» **Problem description**: Write the records out again exactly, leaving no images in.

+++++

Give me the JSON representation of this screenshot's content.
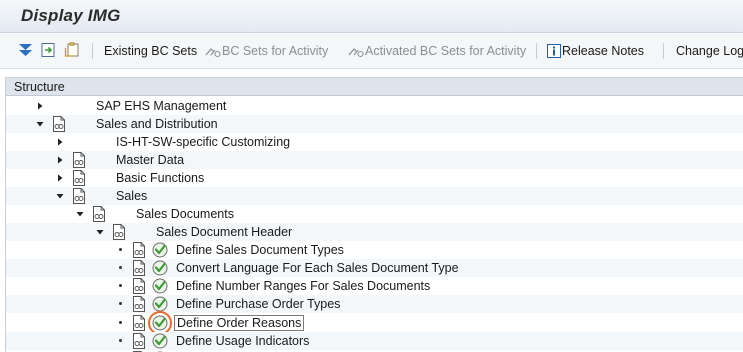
{
  "window": {
    "title": "Display IMG"
  },
  "toolbar": {
    "existing_bc_sets": "Existing BC Sets",
    "bc_sets_for_activity": "BC Sets for Activity",
    "activated_bc_sets_for_activity": "Activated BC Sets for Activity",
    "release_notes": "Release Notes",
    "change_log": "Change Log"
  },
  "tree": {
    "header": "Structure",
    "items": [
      {
        "label": "SAP EHS Management"
      },
      {
        "label": "Sales and Distribution"
      },
      {
        "label": "IS-HT-SW-specific Customizing"
      },
      {
        "label": "Master Data"
      },
      {
        "label": "Basic Functions"
      },
      {
        "label": "Sales"
      },
      {
        "label": "Sales Documents"
      },
      {
        "label": "Sales Document Header"
      },
      {
        "label": "Define Sales Document Types"
      },
      {
        "label": "Convert Language For Each Sales Document Type"
      },
      {
        "label": "Define Number Ranges For Sales Documents"
      },
      {
        "label": "Define Purchase Order Types"
      },
      {
        "label": "Define Order Reasons"
      },
      {
        "label": "Define Usage Indicators"
      }
    ]
  },
  "colors": {
    "highlight_ring": "#e8692a",
    "execute_icon": "#3f9a3a"
  }
}
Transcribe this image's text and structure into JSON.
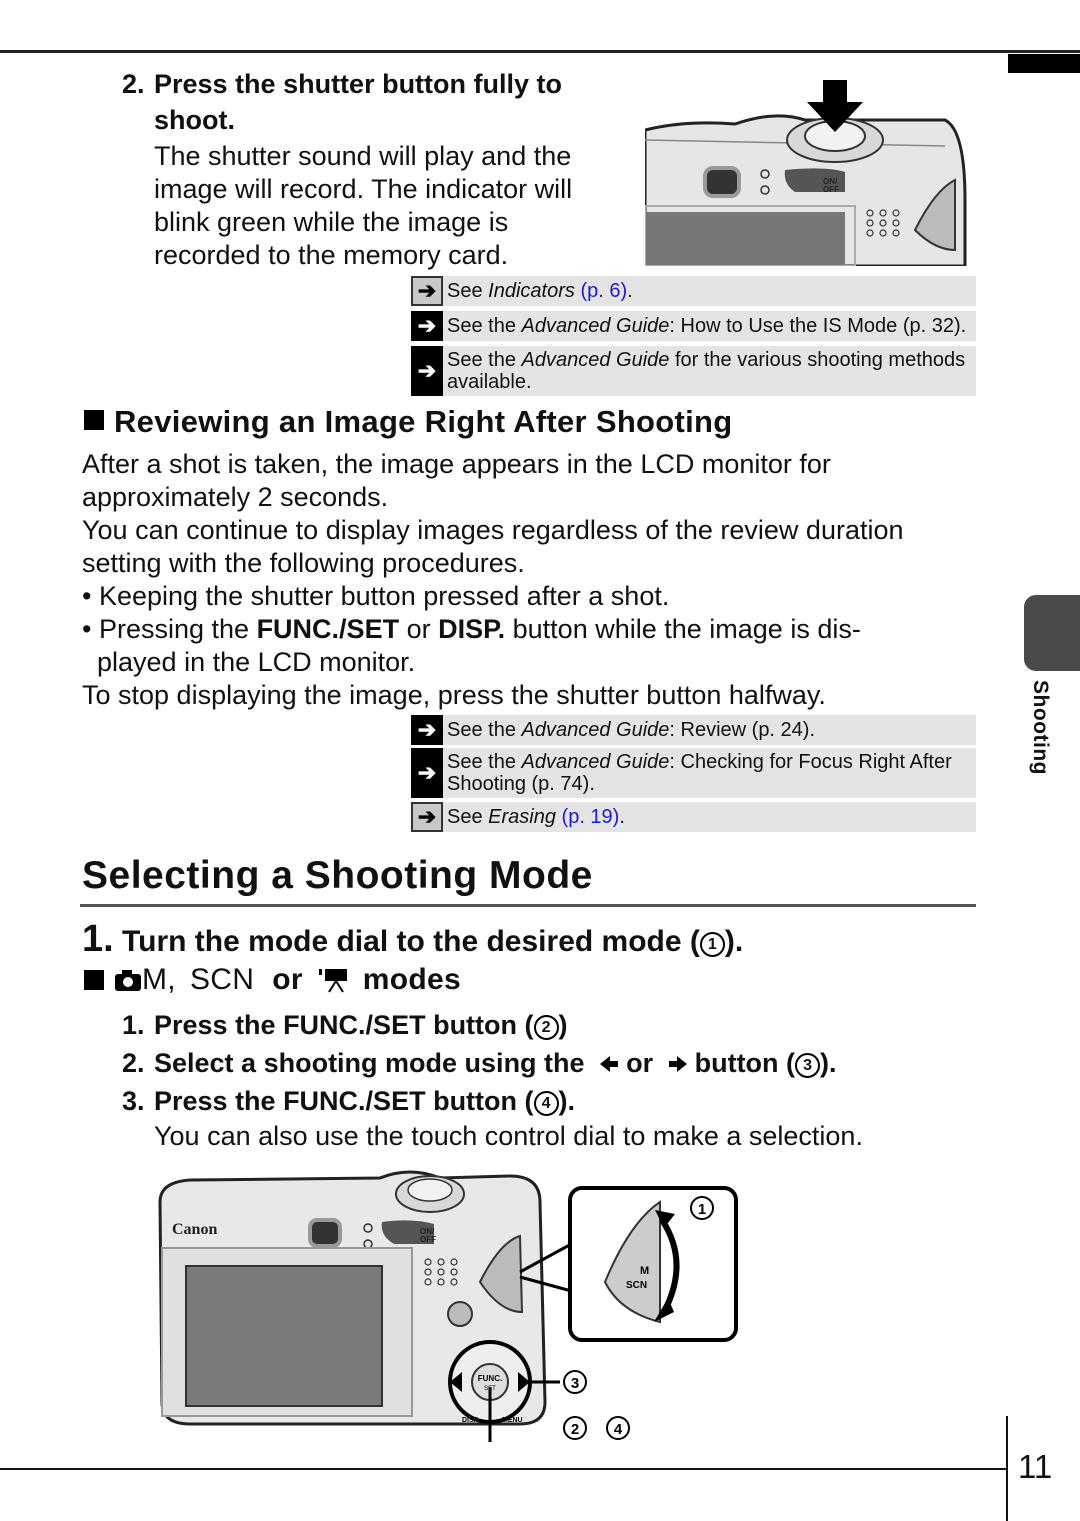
{
  "step2": {
    "number": "2.",
    "heading_line1": "Press the shutter button fully to",
    "heading_line2": "shoot.",
    "body_lines": [
      "The shutter sound will play and the",
      "image will record. The indicator will",
      "blink green while the image is",
      "recorded to the memory card."
    ]
  },
  "refs_top": [
    {
      "icon": "arrow-right-icon",
      "arrow": "➔",
      "pre": "See ",
      "italic": "Indicators",
      "mid": " ",
      "page": "(p. 6)",
      "post": ".",
      "style": "light"
    },
    {
      "icon": "arrow-right-icon",
      "arrow": "➔",
      "pre": "See the ",
      "italic": "Advanced Guide",
      "mid": ": How to Use the IS Mode (p. 32).",
      "page": "",
      "post": "",
      "style": "dark"
    },
    {
      "icon": "arrow-right-icon",
      "arrow": "➔",
      "pre": "See the ",
      "italic": "Advanced Guide",
      "mid": " for the various shooting methods",
      "line2": "available.",
      "page": "",
      "post": "",
      "style": "dark"
    }
  ],
  "review": {
    "heading": "Reviewing an Image Right After Shooting",
    "para1_l1": "After a shot is taken, the image appears in the LCD monitor for",
    "para1_l2": "approximately 2 seconds.",
    "para2_l1": "You can continue to display images regardless of the review duration",
    "para2_l2": "setting with the following procedures.",
    "bullet1": "Keeping the shutter button pressed after a shot.",
    "bullet2_pre": "Pressing the ",
    "bullet2_b1": "FUNC./SET",
    "bullet2_mid": " or ",
    "bullet2_b2": "DISP.",
    "bullet2_post": " button while the image is dis-",
    "bullet2_l2": "played in the LCD monitor.",
    "stop": "To stop displaying the image, press the shutter button halfway."
  },
  "refs_bottom": [
    {
      "arrow": "➔",
      "pre": "See the ",
      "italic": "Advanced Guide",
      "mid": ": Review (p. 24).",
      "page": "",
      "post": "",
      "style": "dark"
    },
    {
      "arrow": "➔",
      "pre": "See the ",
      "italic": "Advanced Guide",
      "mid": ": Checking for Focus Right After",
      "line2": "Shooting (p. 74).",
      "page": "",
      "post": "",
      "style": "dark"
    },
    {
      "arrow": "➔",
      "pre": "See ",
      "italic": "Erasing",
      "mid": " ",
      "page": "(p. 19)",
      "post": ".",
      "style": "light"
    }
  ],
  "selecting": {
    "title": "Selecting a Shooting Mode",
    "step1_num": "1.",
    "step1_text": "Turn the mode dial to the desired mode (",
    "step1_circ": "1",
    "step1_end": ").",
    "modes_heading_m": "M,",
    "modes_heading_scn": "SCN",
    "modes_heading_or": "or",
    "modes_heading_end": "modes",
    "substeps": [
      {
        "num": "1.",
        "pre": "Press the FUNC./SET button (",
        "circ": "2",
        "post": ")"
      },
      {
        "num": "2.",
        "pre": "Select a shooting mode using the",
        "left_arrow": "◆",
        "or": "or",
        "right_arrow": "◆",
        "mid": "button (",
        "circ": "3",
        "post": ")."
      },
      {
        "num": "3.",
        "pre": "Press the FUNC./SET button (",
        "circ": "4",
        "post": ")."
      }
    ],
    "note": "You can also use the touch control dial to make a selection."
  },
  "illustration": {
    "brand": "Canon",
    "on_off": "ON/\nOFF",
    "func_label": "FUNC.",
    "set_label": "SET",
    "disp_label": "DISP.",
    "menu_label": "MENU",
    "dial_m": "M",
    "dial_scn": "SCN",
    "callouts": [
      "1",
      "2",
      "3",
      "4"
    ]
  },
  "side_tab": {
    "label": "Shooting"
  },
  "page_number": "11"
}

+++++

» **Exercise solution**:
Give me the JSON representation of this screenshot's content.
{
  "window": {
    "title": "Display IMG"
  },
  "toolbar": {
    "existing_bc_sets": "Existing BC Sets",
    "bc_sets_for_activity": "BC Sets for Activity",
    "activated_bc_sets_for_activity": "Activated BC Sets for Activity",
    "release_notes": "Release Notes",
    "change_log": "Change Log"
  },
  "tree": {
    "header": "Structure",
    "items": [
      {
        "label": "SAP EHS Management"
      },
      {
        "label": "Sales and Distribution"
      },
      {
        "label": "IS-HT-SW-specific Customizing"
      },
      {
        "label": "Master Data"
      },
      {
        "label": "Basic Functions"
      },
      {
        "label": "Sales"
      },
      {
        "label": "Sales Documents"
      },
      {
        "label": "Sales Document Header"
      },
      {
        "label": "Define Sales Document Types"
      },
      {
        "label": "Convert Language For Each Sales Document Type"
      },
      {
        "label": "Define Number Ranges For Sales Documents"
      },
      {
        "label": "Define Purchase Order Types"
      },
      {
        "label": "Define Order Reasons"
      },
      {
        "label": "Define Usage Indicators"
      }
    ]
  },
  "colors": {
    "highlight_ring": "#e8692a",
    "execute_icon": "#3f9a3a"
  }
}
Transcribe this image's text and structure into JSON.
{
  "step2": {
    "number": "2.",
    "heading_line1": "Press the shutter button fully to",
    "heading_line2": "shoot.",
    "body_lines": [
      "The shutter sound will play and the",
      "image will record. The indicator will",
      "blink green while the image is",
      "recorded to the memory card."
    ]
  },
  "refs_top": [
    {
      "icon": "arrow-right-icon",
      "arrow": "➔",
      "pre": "See ",
      "italic": "Indicators",
      "mid": " ",
      "page": "(p. 6)",
      "post": ".",
      "style": "light"
    },
    {
      "icon": "arrow-right-icon",
      "arrow": "➔",
      "pre": "See the ",
      "italic": "Advanced Guide",
      "mid": ": How to Use the IS Mode (p. 32).",
      "page": "",
      "post": "",
      "style": "dark"
    },
    {
      "icon": "arrow-right-icon",
      "arrow": "➔",
      "pre": "See the ",
      "italic": "Advanced Guide",
      "mid": " for the various shooting methods",
      "line2": "available.",
      "page": "",
      "post": "",
      "style": "dark"
    }
  ],
  "review": {
    "heading": "Reviewing an Image Right After Shooting",
    "para1_l1": "After a shot is taken, the image appears in the LCD monitor for",
    "para1_l2": "approximately 2 seconds.",
    "para2_l1": "You can continue to display images regardless of the review duration",
    "para2_l2": "setting with the following procedures.",
    "bullet1": "Keeping the shutter button pressed after a shot.",
    "bullet2_pre": "Pressing the ",
    "bullet2_b1": "FUNC./SET",
    "bullet2_mid": " or ",
    "bullet2_b2": "DISP.",
    "bullet2_post": " button while the image is dis-",
    "bullet2_l2": "played in the LCD monitor.",
    "stop": "To stop displaying the image, press the shutter button halfway."
  },
  "refs_bottom": [
    {
      "arrow": "➔",
      "pre": "See the ",
      "italic": "Advanced Guide",
      "mid": ": Review (p. 24).",
      "page": "",
      "post": "",
      "style": "dark"
    },
    {
      "arrow": "➔",
      "pre": "See the ",
      "italic": "Advanced Guide",
      "mid": ": Checking for Focus Right After",
      "line2": "Shooting (p. 74).",
      "page": "",
      "post": "",
      "style": "dark"
    },
    {
      "arrow": "➔",
      "pre": "See ",
      "italic": "Erasing",
      "mid": " ",
      "page": "(p. 19)",
      "post": ".",
      "style": "light"
    }
  ],
  "selecting": {
    "title": "Selecting a Shooting Mode",
    "step1_num": "1.",
    "step1_text": "Turn the mode dial to the desired mode (",
    "step1_circ": "1",
    "step1_end": ").",
    "modes_heading_m": "M,",
    "modes_heading_scn": "SCN",
    "modes_heading_or": "or",
    "modes_heading_end": "modes",
    "substeps": [
      {
        "num": "1.",
        "pre": "Press the FUNC./SET button (",
        "circ": "2",
        "post": ")"
      },
      {
        "num": "2.",
        "pre": "Select a shooting mode using the",
        "left_arrow": "◆",
        "or": "or",
        "right_arrow": "◆",
        "mid": "button (",
        "circ": "3",
        "post": ")."
      },
      {
        "num": "3.",
        "pre": "Press the FUNC./SET button (",
        "circ": "4",
        "post": ")."
      }
    ],
    "note": "You can also use the touch control dial to make a selection."
  },
  "illustration": {
    "brand": "Canon",
    "on_off": "ON/\nOFF",
    "func_label": "FUNC.",
    "set_label": "SET",
    "disp_label": "DISP.",
    "menu_label": "MENU",
    "dial_m": "M",
    "dial_scn": "SCN",
    "callouts": [
      "1",
      "2",
      "3",
      "4"
    ]
  },
  "side_tab": {
    "label": "Shooting"
  },
  "page_number": "11"
}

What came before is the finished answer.